▶ _Exercise_: Write out the records again, exactly, leaving none out.

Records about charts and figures
• • • • • • •

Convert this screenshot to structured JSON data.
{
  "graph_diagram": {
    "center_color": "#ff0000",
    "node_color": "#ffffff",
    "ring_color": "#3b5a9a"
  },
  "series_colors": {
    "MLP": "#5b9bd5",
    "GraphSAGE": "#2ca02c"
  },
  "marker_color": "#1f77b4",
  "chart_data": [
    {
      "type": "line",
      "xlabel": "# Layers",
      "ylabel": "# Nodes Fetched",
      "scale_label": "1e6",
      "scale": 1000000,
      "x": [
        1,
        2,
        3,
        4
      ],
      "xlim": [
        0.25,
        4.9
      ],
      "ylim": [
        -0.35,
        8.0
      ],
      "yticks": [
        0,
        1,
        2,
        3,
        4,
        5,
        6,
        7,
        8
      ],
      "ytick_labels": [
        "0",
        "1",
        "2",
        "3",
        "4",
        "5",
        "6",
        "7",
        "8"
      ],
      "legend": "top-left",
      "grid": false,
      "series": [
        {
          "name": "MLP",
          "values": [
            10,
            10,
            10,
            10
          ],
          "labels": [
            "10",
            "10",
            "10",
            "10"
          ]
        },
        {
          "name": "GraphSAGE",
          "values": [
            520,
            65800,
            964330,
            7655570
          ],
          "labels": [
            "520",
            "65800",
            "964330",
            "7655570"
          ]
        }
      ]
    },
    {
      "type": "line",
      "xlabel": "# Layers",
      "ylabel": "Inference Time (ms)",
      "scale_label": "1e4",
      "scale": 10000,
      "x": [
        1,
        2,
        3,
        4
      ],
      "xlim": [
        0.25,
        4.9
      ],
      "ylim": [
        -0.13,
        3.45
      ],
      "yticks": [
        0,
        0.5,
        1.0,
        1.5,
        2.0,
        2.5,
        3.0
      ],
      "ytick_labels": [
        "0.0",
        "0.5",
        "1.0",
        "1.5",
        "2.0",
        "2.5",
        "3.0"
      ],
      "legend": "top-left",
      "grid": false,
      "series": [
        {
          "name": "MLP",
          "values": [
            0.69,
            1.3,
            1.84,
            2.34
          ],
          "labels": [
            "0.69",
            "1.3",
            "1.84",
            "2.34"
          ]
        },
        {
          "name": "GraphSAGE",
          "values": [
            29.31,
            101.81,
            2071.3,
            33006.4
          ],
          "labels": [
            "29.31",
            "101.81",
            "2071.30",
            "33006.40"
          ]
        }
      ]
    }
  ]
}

• • • • • • •

▶ _Result for this task_:
Convert this screenshot to structured JSON data.
{
  "graph_diagram": {
    "center_color": "#ff0000",
    "node_color": "#ffffff",
    "ring_color": "#3b5a9a"
  },
  "series_colors": {
    "MLP": "#5b9bd5",
    "GraphSAGE": "#2ca02c"
  },
  "marker_color": "#1f77b4",
  "chart_data": [
    {
      "type": "line",
      "xlabel": "# Layers",
      "ylabel": "# Nodes Fetched",
      "scale_label": "1e6",
      "scale": 1000000,
      "x": [
        1,
        2,
        3,
        4
      ],
      "xlim": [
        0.25,
        4.9
      ],
      "ylim": [
        -0.35,
        8.0
      ],
      "yticks": [
        0,
        1,
        2,
        3,
        4,
        5,
        6,
        7,
        8
      ],
      "ytick_labels": [
        "0",
        "1",
        "2",
        "3",
        "4",
        "5",
        "6",
        "7",
        "8"
      ],
      "legend": "top-left",
      "grid": false,
      "series": [
        {
          "name": "MLP",
          "values": [
            10,
            10,
            10,
            10
          ],
          "labels": [
            "10",
            "10",
            "10",
            "10"
          ]
        },
        {
          "name": "GraphSAGE",
          "values": [
            520,
            65800,
            964330,
            7655570
          ],
          "labels": [
            "520",
            "65800",
            "964330",
            "7655570"
          ]
        }
      ]
    },
    {
      "type": "line",
      "xlabel": "# Layers",
      "ylabel": "Inference Time (ms)",
      "scale_label": "1e4",
      "scale": 10000,
      "x": [
        1,
        2,
        3,
        4
      ],
      "xlim": [
        0.25,
        4.9
      ],
      "ylim": [
        -0.13,
        3.45
      ],
      "yticks": [
        0,
        0.5,
        1.0,
        1.5,
        2.0,
        2.5,
        3.0
      ],
      "ytick_labels": [
        "0.0",
        "0.5",
        "1.0",
        "1.5",
        "2.0",
        "2.5",
        "3.0"
      ],
      "legend": "top-left",
      "grid": false,
      "series": [
        {
          "name": "MLP",
          "values": [
            0.69,
            1.3,
            1.84,
            2.34
          ],
          "labels": [
            "0.69",
            "1.3",
            "1.84",
            "2.34"
          ]
        },
        {
          "name": "GraphSAGE",
          "values": [
            29.31,
            101.81,
            2071.3,
            33006.4
          ],
          "labels": [
            "29.31",
            "101.81",
            "2071.30",
            "33006.40"
          ]
        }
      ]
    }
  ]
}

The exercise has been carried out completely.